Source

The mapping of the networks to interfaces is arbitrary and can be changed by the installer. For this document we assume the following convention:
- eth0: Control network
- eth1 : Data network
- eth2 : External network
- eth3 : Management network
The Controller node will have four interfaces, one for each of the above networks. The Compute nodes will have three (Control, Data and Management) with one (External) optional.
More details on the network configuration are provided in wiki:"GENIRacksHome/OpenGENIRacks/ArchitectureDescription".
Network Configuration
The first step of OpenStack/GRAM configuration is establishing the networks described above.
We need to define a range of VLAN's for the data network (say, 1000-2000) and separate VLANs for the external, control, and management networks (say, 5, 6, and 7) on the management switch. The external and control network ports should be configured untagged and the management port should be configured tagged.
The Control, External and Management networks are connected between the rack management switch and ethernet interfaces on the Controller or Compute nodes.
The Data network is connected between the rack OpenFlow switch and an ethernet interface on the Control and Compute nodes.
OpenFlow Switch for the Data Network
The ports on the OpenFlow switch to which data network interfaces have been connected need to be configured to trunk the VLANs of the data network. How this is done varies from switch to switch but typical commands look something like
conf t vlan <vlanid> tagged <ports> exit exit write memory
On the OpenFlow switch, for each VLAN used in the data network (1000-2000), set the controller to point to the VMOC running on the control node. The command will vary from switch to switch but this is typical:
conf t vlan <vlanid> openflow controller tcp:<controller_addr>:6633 enable openflow fail-secure on exit exit write memory
For the Dell Force 10 switch, The following lines set up the vlan trunking in the data network, and sets up the default openflow controller on the VMOC.
! interface Vlan 1001 of-instance 1 no ip address tagged TenGigabitEthernet 0/0-2 no shutdown ! ......... ! openflow of-instance 1 controller 1 128.89.72.112 tcp flow-map l2 enable flow-map l3 enable interface-type vlan multiple-fwd-table enable no shutdown !

Directives
1) Rewrite the paragraph of the network configuration text that begins "We need to define a range of VLAN's" as a short bulleted list, keeping its main facts.
2) Pull out the passage of the network configuration text between "More details on" and "networks described above.", inclusive, copying it word for word.
The records have no connection to the network configuration text.

Recorded information
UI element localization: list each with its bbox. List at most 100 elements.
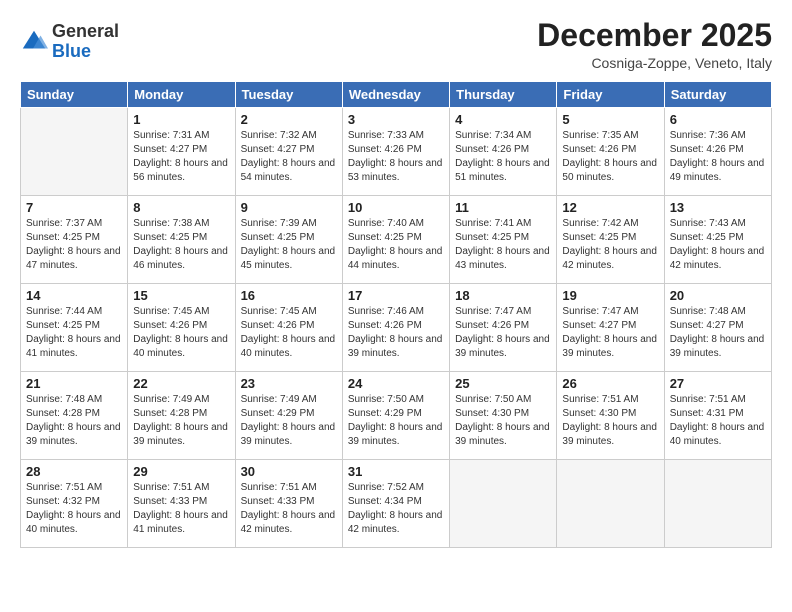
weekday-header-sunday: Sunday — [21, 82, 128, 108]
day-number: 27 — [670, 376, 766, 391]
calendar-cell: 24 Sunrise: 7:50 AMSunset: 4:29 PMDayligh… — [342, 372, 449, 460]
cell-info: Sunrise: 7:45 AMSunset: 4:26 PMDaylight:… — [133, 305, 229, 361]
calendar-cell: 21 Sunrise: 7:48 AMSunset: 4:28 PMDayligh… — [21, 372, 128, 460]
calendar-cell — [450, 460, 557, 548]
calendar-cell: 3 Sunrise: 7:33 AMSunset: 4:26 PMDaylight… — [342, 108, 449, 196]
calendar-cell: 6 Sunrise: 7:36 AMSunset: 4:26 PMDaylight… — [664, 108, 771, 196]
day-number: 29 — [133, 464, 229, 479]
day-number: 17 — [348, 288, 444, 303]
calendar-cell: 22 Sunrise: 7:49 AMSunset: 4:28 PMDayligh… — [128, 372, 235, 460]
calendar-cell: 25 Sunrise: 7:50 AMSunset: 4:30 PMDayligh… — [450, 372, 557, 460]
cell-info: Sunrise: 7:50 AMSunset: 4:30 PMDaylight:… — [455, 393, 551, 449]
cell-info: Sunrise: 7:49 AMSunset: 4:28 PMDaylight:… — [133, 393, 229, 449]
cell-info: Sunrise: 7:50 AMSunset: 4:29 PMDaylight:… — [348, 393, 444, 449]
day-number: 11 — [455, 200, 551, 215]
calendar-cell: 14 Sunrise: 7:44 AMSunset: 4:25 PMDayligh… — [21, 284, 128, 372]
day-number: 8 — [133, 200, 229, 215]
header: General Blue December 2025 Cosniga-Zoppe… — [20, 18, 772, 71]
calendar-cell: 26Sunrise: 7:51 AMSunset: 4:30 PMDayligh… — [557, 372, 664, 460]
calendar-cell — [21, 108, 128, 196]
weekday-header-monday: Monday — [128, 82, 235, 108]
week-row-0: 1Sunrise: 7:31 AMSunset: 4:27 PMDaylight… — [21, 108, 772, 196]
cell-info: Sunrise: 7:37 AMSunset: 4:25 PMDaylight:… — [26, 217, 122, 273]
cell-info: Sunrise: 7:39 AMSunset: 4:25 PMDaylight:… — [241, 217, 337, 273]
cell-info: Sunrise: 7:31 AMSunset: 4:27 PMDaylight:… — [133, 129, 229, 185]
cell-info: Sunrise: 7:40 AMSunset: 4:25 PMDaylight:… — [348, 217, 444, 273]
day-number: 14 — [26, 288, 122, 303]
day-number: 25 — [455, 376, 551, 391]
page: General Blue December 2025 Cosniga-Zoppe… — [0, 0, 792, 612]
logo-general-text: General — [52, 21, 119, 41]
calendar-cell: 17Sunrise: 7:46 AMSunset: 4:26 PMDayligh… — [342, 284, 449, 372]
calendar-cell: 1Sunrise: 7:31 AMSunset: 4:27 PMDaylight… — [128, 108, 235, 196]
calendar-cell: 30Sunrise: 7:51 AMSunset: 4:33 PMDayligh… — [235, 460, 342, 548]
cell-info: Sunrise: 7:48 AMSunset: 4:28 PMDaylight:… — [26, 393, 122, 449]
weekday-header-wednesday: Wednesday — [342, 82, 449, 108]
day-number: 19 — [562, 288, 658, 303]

Answers for the tasks
1)
- Data network: a range of VLANs, for example 1000–2000.
- External, control and management networks: a separate VLAN each on the management switch, for example 5, 6 and 7.
- External and control network ports: untagged.
- Management port: tagged.

2)
More details on the network configuration are provided in wiki:"GENIRacksHome/OpenGENIRacks/ArchitectureDescription".
Network Configuration
The first step of OpenStack/GRAM configuration is establishing the networks described above.